### TASK REQUIREMENTS
You are to retype all of the data exactly as it appears.

— BEGIN RECORDS SUPPLIED —

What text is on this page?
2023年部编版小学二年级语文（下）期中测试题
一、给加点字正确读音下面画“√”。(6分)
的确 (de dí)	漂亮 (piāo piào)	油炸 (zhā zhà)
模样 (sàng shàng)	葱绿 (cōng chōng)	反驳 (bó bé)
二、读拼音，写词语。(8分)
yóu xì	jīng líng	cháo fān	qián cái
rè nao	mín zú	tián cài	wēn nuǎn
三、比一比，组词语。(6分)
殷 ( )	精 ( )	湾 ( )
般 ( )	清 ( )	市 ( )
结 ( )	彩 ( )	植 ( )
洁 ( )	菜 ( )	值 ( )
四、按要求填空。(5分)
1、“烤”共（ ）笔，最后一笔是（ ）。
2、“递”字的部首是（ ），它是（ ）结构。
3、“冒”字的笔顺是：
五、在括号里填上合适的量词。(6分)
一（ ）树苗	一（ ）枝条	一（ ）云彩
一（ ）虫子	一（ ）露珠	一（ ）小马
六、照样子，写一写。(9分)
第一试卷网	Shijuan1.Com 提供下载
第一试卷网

— END RECORDS SUPPLIED —

### THE OUTPUT
What text is on this page?
2023年部编版小学二年级语文（下）期中测试题
一、给加点字正确读音下面画“√”。(6分)
的确 (de dí)	漂亮 (piāo piào)	油炸 (zhā zhà)
模样 (sàng shàng)	葱绿 (cōng chōng)	反驳 (bó bé)
二、读拼音，写词语。(8分)
yóu xì	jīng líng	cháo fān	qián cái
rè nao	mín zú	tián cài	wēn nuǎn
三、比一比，组词语。(6分)
殷 ( )	精 ( )	湾 ( )
般 ( )	清 ( )	市 ( )
结 ( )	彩 ( )	植 ( )
洁 ( )	菜 ( )	值 ( )
四、按要求填空。(5分)
1、“烤”共（ ）笔，最后一笔是（ ）。
2、“递”字的部首是（ ），它是（ ）结构。
3、“冒”字的笔顺是：
五、在括号里填上合适的量词。(6分)
一（ ）树苗	一（ ）枝条	一（ ）云彩
一（ ）虫子	一（ ）露珠	一（ ）小马
六、照样子，写一写。(9分)
第一试卷网	Shijuan1.Com 提供下载
第一试卷网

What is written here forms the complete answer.